INSTRUCTIONS TO FOLLOW
Copy each line of the data below exactly, leaving out pictures.

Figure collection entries
§
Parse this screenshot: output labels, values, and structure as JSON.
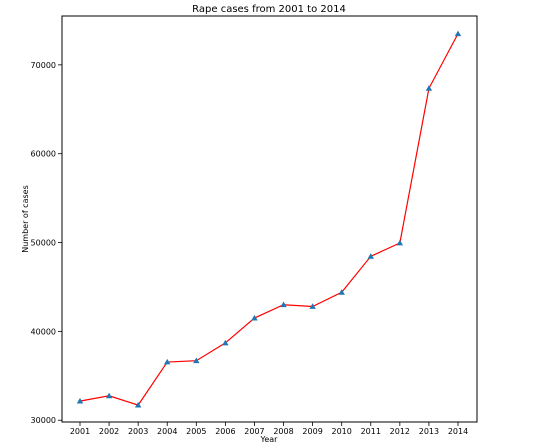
{
  "chart_data": {
    "type": "line",
    "title": "Rape cases from 2001 to 2014",
    "xlabel": "Year",
    "ylabel": "Number of cases",
    "x": [
      "2001",
      "2002",
      "2003",
      "2004",
      "2005",
      "2006",
      "2007",
      "2008",
      "2009",
      "2010",
      "2011",
      "2012",
      "2013",
      "2014"
    ],
    "series": [
      {
        "values": [
          32150,
          32750,
          31700,
          36550,
          36700,
          38700,
          41500,
          43000,
          42800,
          44400,
          48450,
          49950,
          67350,
          73500
        ],
        "line_color": "#ff0000",
        "marker": "triangle",
        "marker_color": "#1f77b4"
      }
    ],
    "yticks": [
      30000,
      40000,
      50000,
      60000,
      70000
    ],
    "ylim": [
      29800,
      75500
    ],
    "grid": false,
    "legend": false
  }
}
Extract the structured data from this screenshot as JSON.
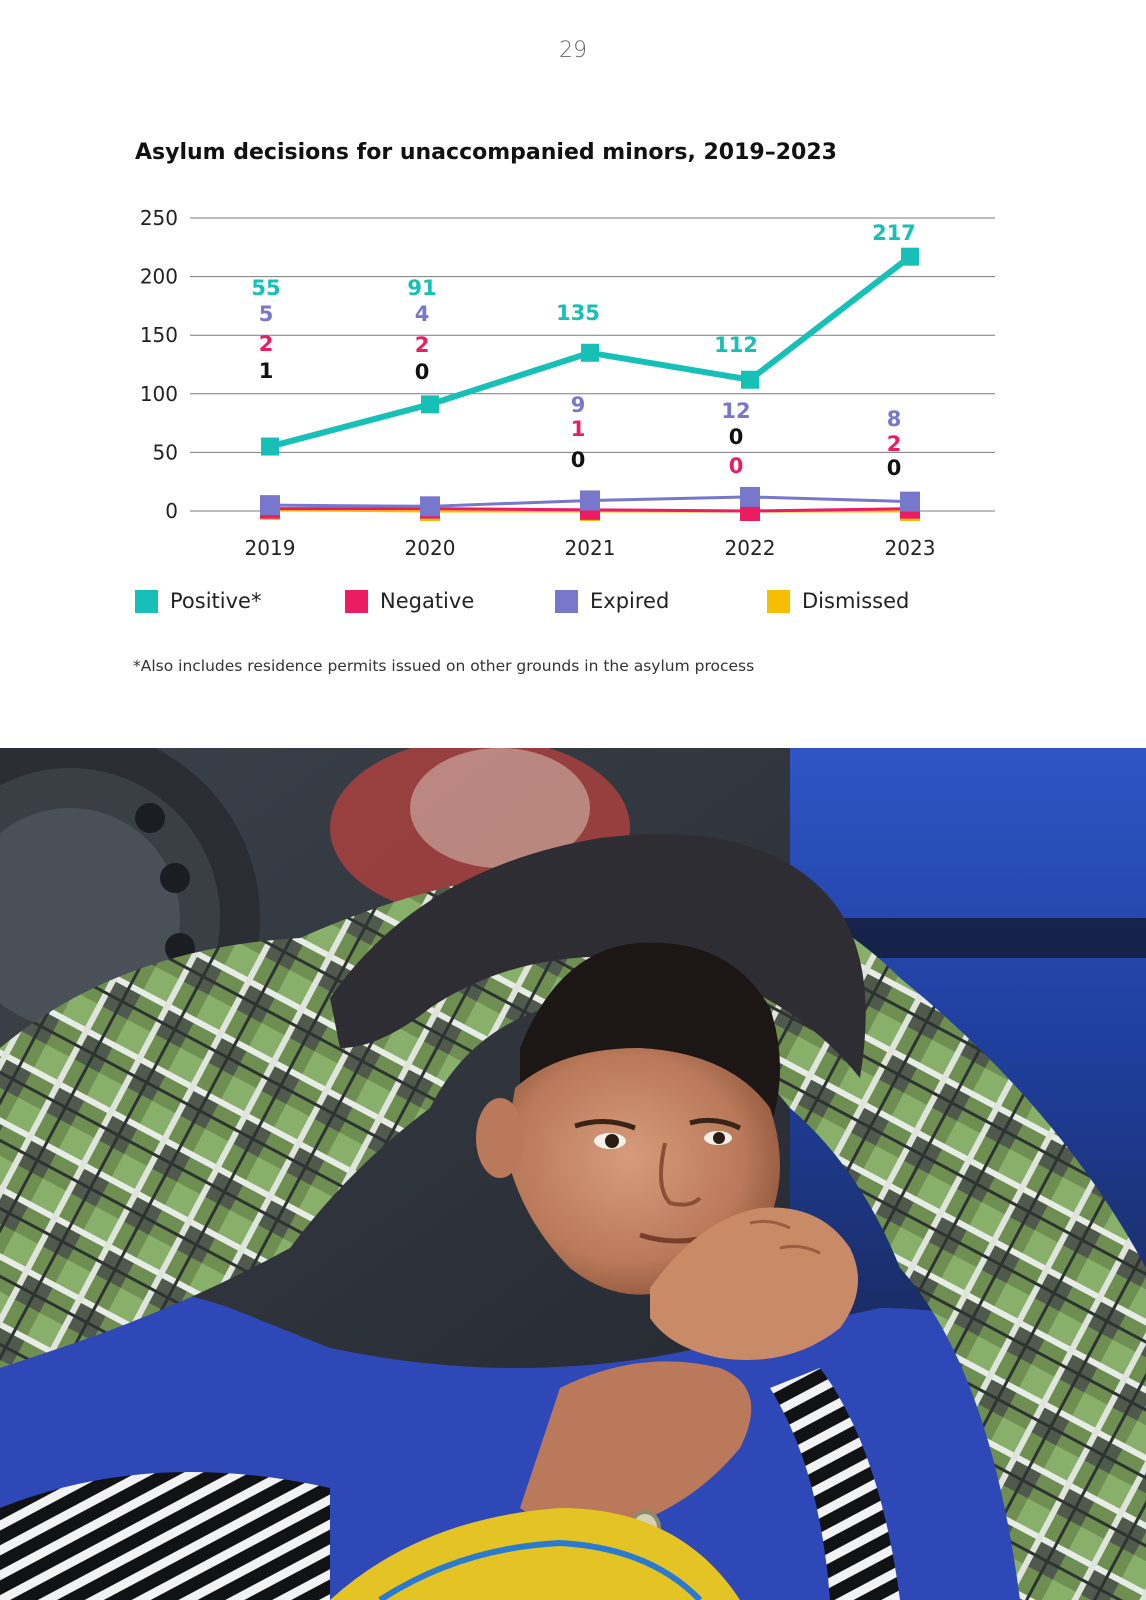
{
  "page": {
    "number": "29"
  },
  "chart_data": {
    "type": "line",
    "title": "Asylum decisions for unaccompanied minors, 2019–2023",
    "xlabel": "",
    "ylabel": "",
    "x": [
      "2019",
      "2020",
      "2021",
      "2022",
      "2023"
    ],
    "ylim": [
      0,
      250
    ],
    "yticks": [
      "0",
      "50",
      "100",
      "150",
      "200",
      "250"
    ],
    "grid": true,
    "legend_position": "bottom",
    "series": [
      {
        "key": "positive",
        "name": "Positive*",
        "color": "#16c0b6",
        "values": [
          55,
          91,
          135,
          112,
          217
        ],
        "labels": [
          "55",
          "91",
          "135",
          "112",
          "217"
        ]
      },
      {
        "key": "negative",
        "name": "Negative",
        "color": "#ec1c63",
        "values": [
          2,
          2,
          1,
          0,
          2
        ],
        "labels": [
          "2",
          "2",
          "1",
          "0",
          "2"
        ]
      },
      {
        "key": "expired",
        "name": "Expired",
        "color": "#7777cc",
        "values": [
          5,
          4,
          9,
          12,
          8
        ],
        "labels": [
          "5",
          "4",
          "9",
          "12",
          "8"
        ]
      },
      {
        "key": "dismissed",
        "name": "Dismissed",
        "color": "#f5bf00",
        "values": [
          1,
          0,
          0,
          0,
          0
        ],
        "labels": [
          "1",
          "0",
          "0",
          "0",
          "0"
        ]
      }
    ]
  },
  "legend": {
    "positive": "Positive*",
    "negative": "Negative",
    "expired": "Expired",
    "dismissed": "Dismissed"
  },
  "footnote": "*Also includes residence permits issued on other grounds in the asylum process",
  "photo": {
    "subject": "boy-with-jacket-over-head"
  }
}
§
TASK ANSWER
Parse this screenshot: output labels, values, and structure as JSON.
{
  "chart_data": {
    "type": "line",
    "title": "Rape cases from 2001 to 2014",
    "xlabel": "Year",
    "ylabel": "Number of cases",
    "x": [
      "2001",
      "2002",
      "2003",
      "2004",
      "2005",
      "2006",
      "2007",
      "2008",
      "2009",
      "2010",
      "2011",
      "2012",
      "2013",
      "2014"
    ],
    "series": [
      {
        "values": [
          32150,
          32750,
          31700,
          36550,
          36700,
          38700,
          41500,
          43000,
          42800,
          44400,
          48450,
          49950,
          67350,
          73500
        ],
        "line_color": "#ff0000",
        "marker": "triangle",
        "marker_color": "#1f77b4"
      }
    ],
    "yticks": [
      30000,
      40000,
      50000,
      60000,
      70000
    ],
    "ylim": [
      29800,
      75500
    ],
    "grid": false,
    "legend": false
  }
}
Extract the structured data from this screenshot as JSON.
{
  "page": {
    "number": "29"
  },
  "chart_data": {
    "type": "line",
    "title": "Asylum decisions for unaccompanied minors, 2019–2023",
    "xlabel": "",
    "ylabel": "",
    "x": [
      "2019",
      "2020",
      "2021",
      "2022",
      "2023"
    ],
    "ylim": [
      0,
      250
    ],
    "yticks": [
      "0",
      "50",
      "100",
      "150",
      "200",
      "250"
    ],
    "grid": true,
    "legend_position": "bottom",
    "series": [
      {
        "key": "positive",
        "name": "Positive*",
        "color": "#16c0b6",
        "values": [
          55,
          91,
          135,
          112,
          217
        ],
        "labels": [
          "55",
          "91",
          "135",
          "112",
          "217"
        ]
      },
      {
        "key": "negative",
        "name": "Negative",
        "color": "#ec1c63",
        "values": [
          2,
          2,
          1,
          0,
          2
        ],
        "labels": [
          "2",
          "2",
          "1",
          "0",
          "2"
        ]
      },
      {
        "key": "expired",
        "name": "Expired",
        "color": "#7777cc",
        "values": [
          5,
          4,
          9,
          12,
          8
        ],
        "labels": [
          "5",
          "4",
          "9",
          "12",
          "8"
        ]
      },
      {
        "key": "dismissed",
        "name": "Dismissed",
        "color": "#f5bf00",
        "values": [
          1,
          0,
          0,
          0,
          0
        ],
        "labels": [
          "1",
          "0",
          "0",
          "0",
          "0"
        ]
      }
    ]
  },
  "legend": {
    "positive": "Positive*",
    "negative": "Negative",
    "expired": "Expired",
    "dismissed": "Dismissed"
  },
  "footnote": "*Also includes residence permits issued on other grounds in the asylum process",
  "photo": {
    "subject": "boy-with-jacket-over-head"
  }
}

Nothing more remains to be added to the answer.